Without altering anything, repeat each of the records.

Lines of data
★ ★ ★ ★ ★

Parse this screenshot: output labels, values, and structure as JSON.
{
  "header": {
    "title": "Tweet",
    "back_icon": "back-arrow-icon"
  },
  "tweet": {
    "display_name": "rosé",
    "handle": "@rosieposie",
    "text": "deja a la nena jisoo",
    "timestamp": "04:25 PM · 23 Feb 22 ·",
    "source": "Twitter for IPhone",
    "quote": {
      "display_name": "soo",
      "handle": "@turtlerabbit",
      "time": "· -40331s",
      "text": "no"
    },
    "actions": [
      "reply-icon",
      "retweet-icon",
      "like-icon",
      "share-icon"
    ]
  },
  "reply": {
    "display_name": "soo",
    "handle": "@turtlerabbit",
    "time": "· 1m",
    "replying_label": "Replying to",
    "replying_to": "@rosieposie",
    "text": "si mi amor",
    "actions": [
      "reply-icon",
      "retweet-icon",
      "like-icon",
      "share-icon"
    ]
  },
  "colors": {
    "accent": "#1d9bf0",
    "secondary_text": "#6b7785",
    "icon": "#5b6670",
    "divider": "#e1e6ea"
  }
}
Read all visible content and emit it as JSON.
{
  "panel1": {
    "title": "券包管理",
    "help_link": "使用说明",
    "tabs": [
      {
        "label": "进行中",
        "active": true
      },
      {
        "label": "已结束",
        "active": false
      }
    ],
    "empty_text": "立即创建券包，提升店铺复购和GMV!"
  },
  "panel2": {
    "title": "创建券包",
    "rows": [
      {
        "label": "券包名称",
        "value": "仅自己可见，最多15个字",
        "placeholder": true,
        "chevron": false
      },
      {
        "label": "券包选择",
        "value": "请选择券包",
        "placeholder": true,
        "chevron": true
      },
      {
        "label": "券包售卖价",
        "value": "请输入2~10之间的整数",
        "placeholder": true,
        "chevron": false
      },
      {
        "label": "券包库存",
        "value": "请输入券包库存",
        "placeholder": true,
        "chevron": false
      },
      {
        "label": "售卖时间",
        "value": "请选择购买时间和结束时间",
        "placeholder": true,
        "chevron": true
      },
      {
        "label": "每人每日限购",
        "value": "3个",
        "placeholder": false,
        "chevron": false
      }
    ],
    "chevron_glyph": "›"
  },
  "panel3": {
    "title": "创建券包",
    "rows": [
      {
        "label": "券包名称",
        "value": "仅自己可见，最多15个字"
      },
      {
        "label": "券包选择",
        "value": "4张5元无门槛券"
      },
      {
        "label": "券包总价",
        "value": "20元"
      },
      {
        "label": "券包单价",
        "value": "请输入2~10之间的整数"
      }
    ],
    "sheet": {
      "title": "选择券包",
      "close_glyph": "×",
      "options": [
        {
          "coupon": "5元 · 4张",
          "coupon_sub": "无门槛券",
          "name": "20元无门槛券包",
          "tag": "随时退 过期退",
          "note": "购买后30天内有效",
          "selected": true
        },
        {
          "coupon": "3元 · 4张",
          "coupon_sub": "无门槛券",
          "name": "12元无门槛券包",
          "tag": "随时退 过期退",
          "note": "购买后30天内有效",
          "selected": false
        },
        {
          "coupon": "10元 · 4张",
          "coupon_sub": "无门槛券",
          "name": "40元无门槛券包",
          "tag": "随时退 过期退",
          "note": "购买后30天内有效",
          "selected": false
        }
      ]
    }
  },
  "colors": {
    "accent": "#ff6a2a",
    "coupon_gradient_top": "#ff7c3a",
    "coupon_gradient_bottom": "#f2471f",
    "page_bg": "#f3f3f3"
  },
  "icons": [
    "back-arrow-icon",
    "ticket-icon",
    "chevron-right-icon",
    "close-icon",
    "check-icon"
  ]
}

★ ★ ★ ★ ★

CORRECT RESULT –
Parse this screenshot: output labels, values, and structure as JSON.
{
  "header": {
    "title": "Tweet",
    "back_icon": "back-arrow-icon"
  },
  "tweet": {
    "display_name": "rosé",
    "handle": "@rosieposie",
    "text": "deja a la nena jisoo",
    "timestamp": "04:25 PM · 23 Feb 22 ·",
    "source": "Twitter for IPhone",
    "quote": {
      "display_name": "soo",
      "handle": "@turtlerabbit",
      "time": "· -40331s",
      "text": "no"
    },
    "actions": [
      "reply-icon",
      "retweet-icon",
      "like-icon",
      "share-icon"
    ]
  },
  "reply": {
    "display_name": "soo",
    "handle": "@turtlerabbit",
    "time": "· 1m",
    "replying_label": "Replying to",
    "replying_to": "@rosieposie",
    "text": "si mi amor",
    "actions": [
      "reply-icon",
      "retweet-icon",
      "like-icon",
      "share-icon"
    ]
  },
  "colors": {
    "accent": "#1d9bf0",
    "secondary_text": "#6b7785",
    "icon": "#5b6670",
    "divider": "#e1e6ea"
  }
}
Read all visible content and emit it as JSON.
{
  "panel1": {
    "title": "券包管理",
    "help_link": "使用说明",
    "tabs": [
      {
        "label": "进行中",
        "active": true
      },
      {
        "label": "已结束",
        "active": false
      }
    ],
    "empty_text": "立即创建券包，提升店铺复购和GMV!"
  },
  "panel2": {
    "title": "创建券包",
    "rows": [
      {
        "label": "券包名称",
        "value": "仅自己可见，最多15个字",
        "placeholder": true,
        "chevron": false
      },
      {
        "label": "券包选择",
        "value": "请选择券包",
        "placeholder": true,
        "chevron": true
      },
      {
        "label": "券包售卖价",
        "value": "请输入2~10之间的整数",
        "placeholder": true,
        "chevron": false
      },
      {
        "label": "券包库存",
        "value": "请输入券包库存",
        "placeholder": true,
        "chevron": false
      },
      {
        "label": "售卖时间",
        "value": "请选择购买时间和结束时间",
        "placeholder": true,
        "chevron": true
      },
      {
        "label": "每人每日限购",
        "value": "3个",
        "placeholder": false,
        "chevron": false
      }
    ],
    "chevron_glyph": "›"
  },
  "panel3": {
    "title": "创建券包",
    "rows": [
      {
        "label": "券包名称",
        "value": "仅自己可见，最多15个字"
      },
      {
        "label": "券包选择",
        "value": "4张5元无门槛券"
      },
      {
        "label": "券包总价",
        "value": "20元"
      },
      {
        "label": "券包单价",
        "value": "请输入2~10之间的整数"
      }
    ],
    "sheet": {
      "title": "选择券包",
      "close_glyph": "×",
      "options": [
        {
          "coupon": "5元 · 4张",
          "coupon_sub": "无门槛券",
          "name": "20元无门槛券包",
          "tag": "随时退 过期退",
          "note": "购买后30天内有效",
          "selected": true
        },
        {
          "coupon": "3元 · 4张",
          "coupon_sub": "无门槛券",
          "name": "12元无门槛券包",
          "tag": "随时退 过期退",
          "note": "购买后30天内有效",
          "selected": false
        },
        {
          "coupon": "10元 · 4张",
          "coupon_sub": "无门槛券",
          "name": "40元无门槛券包",
          "tag": "随时退 过期退",
          "note": "购买后30天内有效",
          "selected": false
        }
      ]
    }
  },
  "colors": {
    "accent": "#ff6a2a",
    "coupon_gradient_top": "#ff7c3a",
    "coupon_gradient_bottom": "#f2471f",
    "page_bg": "#f3f3f3"
  },
  "icons": [
    "back-arrow-icon",
    "ticket-icon",
    "chevron-right-icon",
    "close-icon",
    "check-icon"
  ]
}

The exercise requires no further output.